_Job_.
Can you transcribe the data exactly? Leave the pictures out.

_Supplied material_.

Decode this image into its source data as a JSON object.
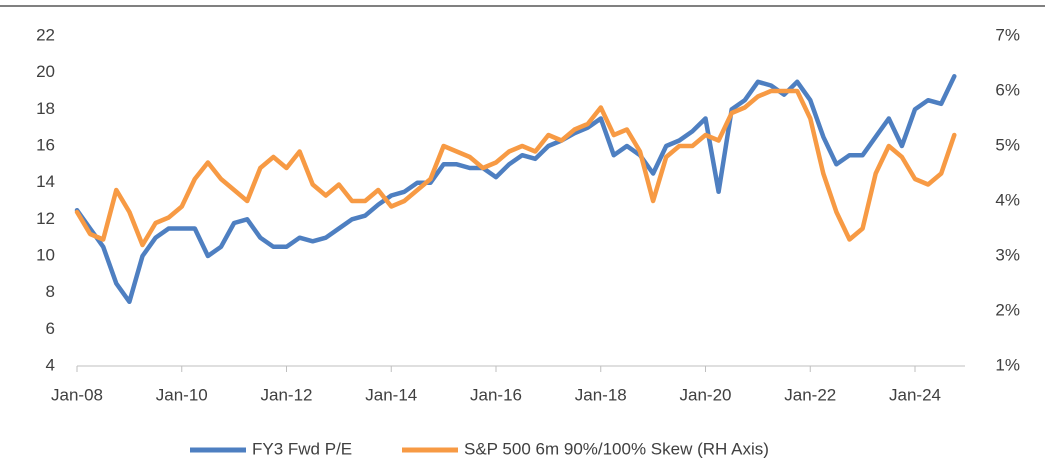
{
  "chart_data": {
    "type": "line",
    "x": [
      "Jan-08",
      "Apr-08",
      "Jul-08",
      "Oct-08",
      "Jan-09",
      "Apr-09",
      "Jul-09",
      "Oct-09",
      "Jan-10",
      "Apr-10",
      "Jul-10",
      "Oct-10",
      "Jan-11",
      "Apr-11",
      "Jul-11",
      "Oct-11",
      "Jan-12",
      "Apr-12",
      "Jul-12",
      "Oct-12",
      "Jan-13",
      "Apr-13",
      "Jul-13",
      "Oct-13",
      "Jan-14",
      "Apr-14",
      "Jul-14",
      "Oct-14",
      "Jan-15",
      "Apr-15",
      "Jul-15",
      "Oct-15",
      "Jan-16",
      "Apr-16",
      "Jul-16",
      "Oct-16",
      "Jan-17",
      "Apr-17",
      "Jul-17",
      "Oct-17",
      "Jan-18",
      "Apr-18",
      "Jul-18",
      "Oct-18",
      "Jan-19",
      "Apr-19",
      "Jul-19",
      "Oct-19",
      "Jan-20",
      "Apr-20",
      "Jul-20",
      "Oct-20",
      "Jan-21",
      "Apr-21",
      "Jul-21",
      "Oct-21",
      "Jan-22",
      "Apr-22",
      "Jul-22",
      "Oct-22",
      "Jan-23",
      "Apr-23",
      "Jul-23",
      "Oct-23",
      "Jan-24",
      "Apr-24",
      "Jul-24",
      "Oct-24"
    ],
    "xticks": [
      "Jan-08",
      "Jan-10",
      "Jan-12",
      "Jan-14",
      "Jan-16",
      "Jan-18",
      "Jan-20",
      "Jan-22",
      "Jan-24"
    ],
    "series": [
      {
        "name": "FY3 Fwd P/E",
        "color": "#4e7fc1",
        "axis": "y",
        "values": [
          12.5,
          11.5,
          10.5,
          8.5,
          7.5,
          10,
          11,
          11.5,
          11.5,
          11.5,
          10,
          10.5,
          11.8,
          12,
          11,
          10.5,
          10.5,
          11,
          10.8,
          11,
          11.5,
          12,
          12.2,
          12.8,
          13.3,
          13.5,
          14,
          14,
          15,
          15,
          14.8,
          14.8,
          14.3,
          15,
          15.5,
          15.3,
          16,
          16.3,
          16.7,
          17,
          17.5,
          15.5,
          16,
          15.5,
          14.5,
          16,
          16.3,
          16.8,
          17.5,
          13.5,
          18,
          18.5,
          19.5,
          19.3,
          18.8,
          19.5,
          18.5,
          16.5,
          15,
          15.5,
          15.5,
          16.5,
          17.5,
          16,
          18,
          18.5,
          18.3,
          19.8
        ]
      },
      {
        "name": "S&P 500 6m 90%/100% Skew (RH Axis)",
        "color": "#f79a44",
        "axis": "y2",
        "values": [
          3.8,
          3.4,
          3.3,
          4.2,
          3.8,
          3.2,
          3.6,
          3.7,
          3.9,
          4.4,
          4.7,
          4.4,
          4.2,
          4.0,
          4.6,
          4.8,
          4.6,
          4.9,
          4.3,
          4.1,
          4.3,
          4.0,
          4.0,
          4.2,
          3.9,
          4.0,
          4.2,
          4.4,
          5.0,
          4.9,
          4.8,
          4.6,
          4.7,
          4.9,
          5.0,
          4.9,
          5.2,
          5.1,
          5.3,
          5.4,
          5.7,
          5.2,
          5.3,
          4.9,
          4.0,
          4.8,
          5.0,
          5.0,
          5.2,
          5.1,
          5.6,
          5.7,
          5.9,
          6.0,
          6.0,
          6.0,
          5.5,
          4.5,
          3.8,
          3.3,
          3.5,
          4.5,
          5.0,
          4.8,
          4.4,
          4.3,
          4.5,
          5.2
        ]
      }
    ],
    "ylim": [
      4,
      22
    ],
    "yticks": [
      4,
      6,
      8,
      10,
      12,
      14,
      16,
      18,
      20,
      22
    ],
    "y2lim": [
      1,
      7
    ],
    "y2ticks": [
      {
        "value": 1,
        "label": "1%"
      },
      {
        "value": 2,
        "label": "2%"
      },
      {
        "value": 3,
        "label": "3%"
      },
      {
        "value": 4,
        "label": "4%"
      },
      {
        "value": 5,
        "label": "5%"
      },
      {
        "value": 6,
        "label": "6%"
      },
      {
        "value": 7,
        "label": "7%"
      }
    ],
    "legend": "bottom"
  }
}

_Full solution_.
Decode this image into its source data as a JSON object.
{
  "chart_data": {
    "type": "line",
    "x": [
      "Jan-08",
      "Apr-08",
      "Jul-08",
      "Oct-08",
      "Jan-09",
      "Apr-09",
      "Jul-09",
      "Oct-09",
      "Jan-10",
      "Apr-10",
      "Jul-10",
      "Oct-10",
      "Jan-11",
      "Apr-11",
      "Jul-11",
      "Oct-11",
      "Jan-12",
      "Apr-12",
      "Jul-12",
      "Oct-12",
      "Jan-13",
      "Apr-13",
      "Jul-13",
      "Oct-13",
      "Jan-14",
      "Apr-14",
      "Jul-14",
      "Oct-14",
      "Jan-15",
      "Apr-15",
      "Jul-15",
      "Oct-15",
      "Jan-16",
      "Apr-16",
      "Jul-16",
      "Oct-16",
      "Jan-17",
      "Apr-17",
      "Jul-17",
      "Oct-17",
      "Jan-18",
      "Apr-18",
      "Jul-18",
      "Oct-18",
      "Jan-19",
      "Apr-19",
      "Jul-19",
      "Oct-19",
      "Jan-20",
      "Apr-20",
      "Jul-20",
      "Oct-20",
      "Jan-21",
      "Apr-21",
      "Jul-21",
      "Oct-21",
      "Jan-22",
      "Apr-22",
      "Jul-22",
      "Oct-22",
      "Jan-23",
      "Apr-23",
      "Jul-23",
      "Oct-23",
      "Jan-24",
      "Apr-24",
      "Jul-24",
      "Oct-24"
    ],
    "xticks": [
      "Jan-08",
      "Jan-10",
      "Jan-12",
      "Jan-14",
      "Jan-16",
      "Jan-18",
      "Jan-20",
      "Jan-22",
      "Jan-24"
    ],
    "series": [
      {
        "name": "FY3 Fwd P/E",
        "color": "#4e7fc1",
        "axis": "y",
        "values": [
          12.5,
          11.5,
          10.5,
          8.5,
          7.5,
          10,
          11,
          11.5,
          11.5,
          11.5,
          10,
          10.5,
          11.8,
          12,
          11,
          10.5,
          10.5,
          11,
          10.8,
          11,
          11.5,
          12,
          12.2,
          12.8,
          13.3,
          13.5,
          14,
          14,
          15,
          15,
          14.8,
          14.8,
          14.3,
          15,
          15.5,
          15.3,
          16,
          16.3,
          16.7,
          17,
          17.5,
          15.5,
          16,
          15.5,
          14.5,
          16,
          16.3,
          16.8,
          17.5,
          13.5,
          18,
          18.5,
          19.5,
          19.3,
          18.8,
          19.5,
          18.5,
          16.5,
          15,
          15.5,
          15.5,
          16.5,
          17.5,
          16,
          18,
          18.5,
          18.3,
          19.8
        ]
      },
      {
        "name": "S&P 500 6m 90%/100% Skew (RH Axis)",
        "color": "#f79a44",
        "axis": "y2",
        "values": [
          3.8,
          3.4,
          3.3,
          4.2,
          3.8,
          3.2,
          3.6,
          3.7,
          3.9,
          4.4,
          4.7,
          4.4,
          4.2,
          4.0,
          4.6,
          4.8,
          4.6,
          4.9,
          4.3,
          4.1,
          4.3,
          4.0,
          4.0,
          4.2,
          3.9,
          4.0,
          4.2,
          4.4,
          5.0,
          4.9,
          4.8,
          4.6,
          4.7,
          4.9,
          5.0,
          4.9,
          5.2,
          5.1,
          5.3,
          5.4,
          5.7,
          5.2,
          5.3,
          4.9,
          4.0,
          4.8,
          5.0,
          5.0,
          5.2,
          5.1,
          5.6,
          5.7,
          5.9,
          6.0,
          6.0,
          6.0,
          5.5,
          4.5,
          3.8,
          3.3,
          3.5,
          4.5,
          5.0,
          4.8,
          4.4,
          4.3,
          4.5,
          5.2
        ]
      }
    ],
    "ylim": [
      4,
      22
    ],
    "yticks": [
      4,
      6,
      8,
      10,
      12,
      14,
      16,
      18,
      20,
      22
    ],
    "y2lim": [
      1,
      7
    ],
    "y2ticks": [
      {
        "value": 1,
        "label": "1%"
      },
      {
        "value": 2,
        "label": "2%"
      },
      {
        "value": 3,
        "label": "3%"
      },
      {
        "value": 4,
        "label": "4%"
      },
      {
        "value": 5,
        "label": "5%"
      },
      {
        "value": 6,
        "label": "6%"
      },
      {
        "value": 7,
        "label": "7%"
      }
    ],
    "legend": "bottom"
  }
}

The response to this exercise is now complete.